SUPPLIED DATA ->
----

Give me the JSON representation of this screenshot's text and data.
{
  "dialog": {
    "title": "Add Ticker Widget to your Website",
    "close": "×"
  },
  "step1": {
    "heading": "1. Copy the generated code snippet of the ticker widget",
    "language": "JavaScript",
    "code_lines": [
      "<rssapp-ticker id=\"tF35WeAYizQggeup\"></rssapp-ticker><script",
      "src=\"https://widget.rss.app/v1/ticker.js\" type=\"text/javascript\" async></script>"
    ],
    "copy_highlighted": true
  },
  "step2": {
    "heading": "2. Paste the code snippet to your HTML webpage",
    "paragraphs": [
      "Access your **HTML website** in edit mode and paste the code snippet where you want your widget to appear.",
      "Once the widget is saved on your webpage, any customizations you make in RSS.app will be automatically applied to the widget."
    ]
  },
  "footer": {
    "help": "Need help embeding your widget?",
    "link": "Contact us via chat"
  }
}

----

EXERCISE OBJECTIVE -> Pull out every line of the records above that contains the word "HTML".

WRITTEN RESPONSE ->
    "heading": "2. Paste the code snippet to your HTML webpage",
      "Access your **HTML website** in edit mode and paste the code snippet where you want your widget to appear.",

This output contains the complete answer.